====== Records to use
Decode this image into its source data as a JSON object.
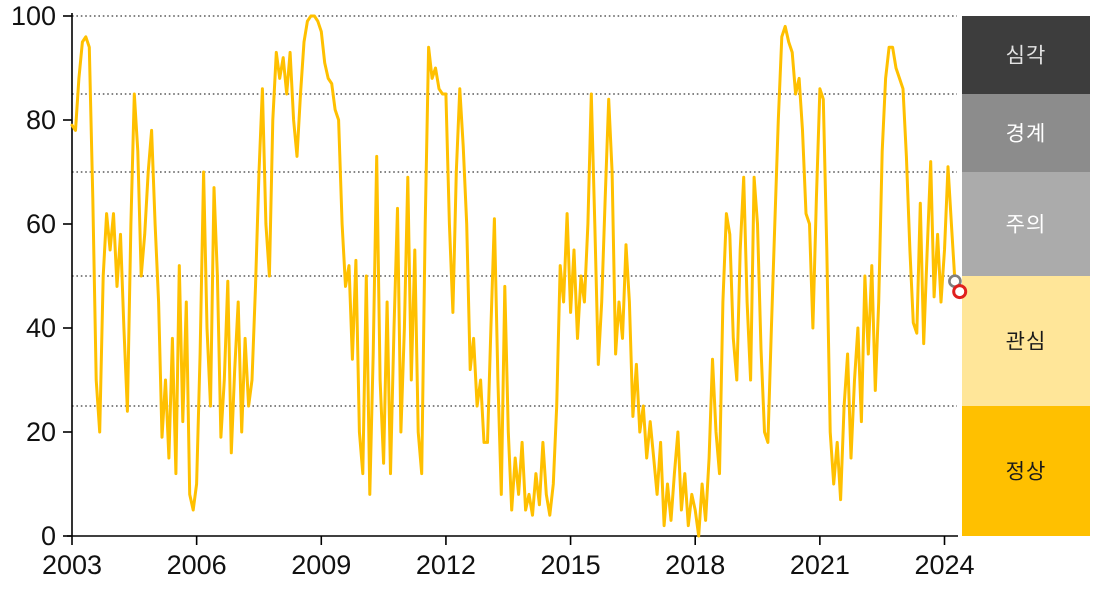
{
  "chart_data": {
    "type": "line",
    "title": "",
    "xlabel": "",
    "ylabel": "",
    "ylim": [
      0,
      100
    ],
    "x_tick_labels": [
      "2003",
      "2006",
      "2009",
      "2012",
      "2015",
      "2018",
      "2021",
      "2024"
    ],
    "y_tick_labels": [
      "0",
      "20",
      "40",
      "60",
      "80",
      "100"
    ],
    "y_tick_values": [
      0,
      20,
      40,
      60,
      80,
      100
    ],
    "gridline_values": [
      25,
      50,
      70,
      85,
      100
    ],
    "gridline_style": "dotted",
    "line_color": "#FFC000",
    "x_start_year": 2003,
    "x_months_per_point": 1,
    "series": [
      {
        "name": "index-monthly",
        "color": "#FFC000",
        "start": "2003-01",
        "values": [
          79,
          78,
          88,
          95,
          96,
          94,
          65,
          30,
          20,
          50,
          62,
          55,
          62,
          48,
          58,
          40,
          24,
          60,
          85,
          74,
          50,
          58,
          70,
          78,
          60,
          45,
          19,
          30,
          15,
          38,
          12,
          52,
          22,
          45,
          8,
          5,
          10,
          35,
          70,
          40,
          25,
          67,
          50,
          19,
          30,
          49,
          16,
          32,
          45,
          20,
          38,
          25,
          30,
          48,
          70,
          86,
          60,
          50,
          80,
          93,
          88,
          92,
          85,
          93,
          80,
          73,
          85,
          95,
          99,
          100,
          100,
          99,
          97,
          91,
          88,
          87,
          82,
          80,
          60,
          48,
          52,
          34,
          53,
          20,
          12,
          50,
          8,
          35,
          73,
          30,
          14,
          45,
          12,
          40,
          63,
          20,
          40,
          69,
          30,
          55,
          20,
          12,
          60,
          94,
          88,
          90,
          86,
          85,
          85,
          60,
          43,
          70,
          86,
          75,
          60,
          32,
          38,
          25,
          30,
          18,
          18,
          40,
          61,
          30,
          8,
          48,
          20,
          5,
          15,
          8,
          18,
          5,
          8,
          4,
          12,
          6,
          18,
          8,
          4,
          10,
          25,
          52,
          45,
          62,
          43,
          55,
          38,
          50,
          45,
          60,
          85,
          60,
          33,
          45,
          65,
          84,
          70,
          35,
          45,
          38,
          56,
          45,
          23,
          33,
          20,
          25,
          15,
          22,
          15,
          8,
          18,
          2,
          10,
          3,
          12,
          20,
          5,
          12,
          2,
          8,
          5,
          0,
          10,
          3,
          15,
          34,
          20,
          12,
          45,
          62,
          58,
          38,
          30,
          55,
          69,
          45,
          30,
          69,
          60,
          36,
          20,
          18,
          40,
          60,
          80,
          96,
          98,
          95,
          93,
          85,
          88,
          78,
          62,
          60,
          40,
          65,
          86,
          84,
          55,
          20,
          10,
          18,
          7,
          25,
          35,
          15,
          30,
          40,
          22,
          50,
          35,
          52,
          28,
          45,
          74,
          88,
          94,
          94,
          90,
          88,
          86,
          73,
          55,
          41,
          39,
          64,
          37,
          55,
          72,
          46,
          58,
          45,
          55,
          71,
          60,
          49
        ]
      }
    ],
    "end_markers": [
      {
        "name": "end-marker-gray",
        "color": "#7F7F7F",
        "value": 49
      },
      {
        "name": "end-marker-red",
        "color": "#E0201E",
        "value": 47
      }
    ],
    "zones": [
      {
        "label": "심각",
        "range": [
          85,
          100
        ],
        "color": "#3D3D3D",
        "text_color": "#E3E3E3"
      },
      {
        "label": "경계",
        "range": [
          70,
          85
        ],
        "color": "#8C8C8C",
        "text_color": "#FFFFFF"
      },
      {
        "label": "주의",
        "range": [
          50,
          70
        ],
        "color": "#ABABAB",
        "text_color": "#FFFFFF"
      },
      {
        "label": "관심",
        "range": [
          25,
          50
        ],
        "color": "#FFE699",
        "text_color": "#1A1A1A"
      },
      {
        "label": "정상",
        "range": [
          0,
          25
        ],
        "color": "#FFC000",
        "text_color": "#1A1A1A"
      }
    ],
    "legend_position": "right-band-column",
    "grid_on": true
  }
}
============
====== Records to use
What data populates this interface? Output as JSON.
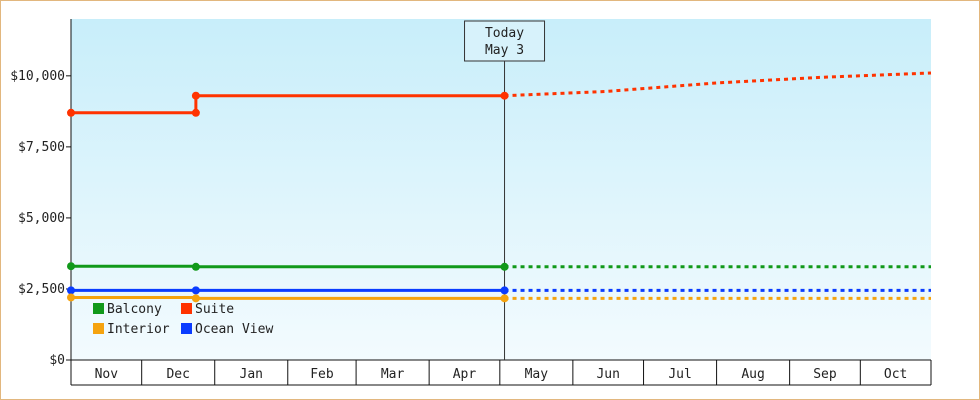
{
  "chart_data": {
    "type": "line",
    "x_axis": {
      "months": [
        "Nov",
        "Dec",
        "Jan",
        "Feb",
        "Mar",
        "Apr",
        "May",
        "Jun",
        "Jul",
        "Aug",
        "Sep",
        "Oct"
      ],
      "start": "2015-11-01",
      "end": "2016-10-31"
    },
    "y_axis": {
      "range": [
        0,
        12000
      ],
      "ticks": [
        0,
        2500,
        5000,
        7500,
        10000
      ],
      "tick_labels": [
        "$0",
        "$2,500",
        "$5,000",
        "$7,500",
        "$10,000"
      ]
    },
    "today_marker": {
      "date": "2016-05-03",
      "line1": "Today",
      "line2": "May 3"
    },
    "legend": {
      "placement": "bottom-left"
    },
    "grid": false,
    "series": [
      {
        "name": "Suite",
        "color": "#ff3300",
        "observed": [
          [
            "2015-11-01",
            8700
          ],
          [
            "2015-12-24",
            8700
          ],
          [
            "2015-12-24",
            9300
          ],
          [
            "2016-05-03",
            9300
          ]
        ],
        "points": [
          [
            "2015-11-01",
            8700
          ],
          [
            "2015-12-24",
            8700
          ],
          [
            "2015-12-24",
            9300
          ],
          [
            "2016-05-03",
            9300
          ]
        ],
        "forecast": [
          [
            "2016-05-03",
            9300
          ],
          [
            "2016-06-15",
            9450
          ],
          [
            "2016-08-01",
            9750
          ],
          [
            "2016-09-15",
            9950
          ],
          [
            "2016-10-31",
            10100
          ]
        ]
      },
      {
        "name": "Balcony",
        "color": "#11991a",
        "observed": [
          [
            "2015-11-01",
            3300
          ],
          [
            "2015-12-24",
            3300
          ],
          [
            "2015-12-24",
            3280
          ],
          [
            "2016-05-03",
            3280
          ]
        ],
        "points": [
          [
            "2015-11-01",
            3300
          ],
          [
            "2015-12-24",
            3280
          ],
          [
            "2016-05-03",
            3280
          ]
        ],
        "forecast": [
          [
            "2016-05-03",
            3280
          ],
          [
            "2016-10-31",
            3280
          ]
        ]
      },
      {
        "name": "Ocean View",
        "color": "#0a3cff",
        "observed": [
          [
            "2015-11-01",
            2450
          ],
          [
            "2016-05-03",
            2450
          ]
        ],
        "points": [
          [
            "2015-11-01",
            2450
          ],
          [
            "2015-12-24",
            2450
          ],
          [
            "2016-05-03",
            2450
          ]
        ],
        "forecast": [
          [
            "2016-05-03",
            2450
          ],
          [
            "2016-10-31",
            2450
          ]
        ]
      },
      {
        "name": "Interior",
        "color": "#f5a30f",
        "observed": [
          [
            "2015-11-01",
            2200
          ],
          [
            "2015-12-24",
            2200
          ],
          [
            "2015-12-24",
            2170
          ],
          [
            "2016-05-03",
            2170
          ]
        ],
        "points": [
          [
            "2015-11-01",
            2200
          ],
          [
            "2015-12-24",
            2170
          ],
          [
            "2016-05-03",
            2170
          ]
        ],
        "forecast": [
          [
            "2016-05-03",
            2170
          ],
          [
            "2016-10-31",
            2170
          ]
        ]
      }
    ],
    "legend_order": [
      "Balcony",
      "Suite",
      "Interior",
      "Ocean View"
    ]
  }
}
============
=== Stated goal ===
How many lines of the data hold the string "name"? Reply with the number alone.

=== Solution to this problem ===
7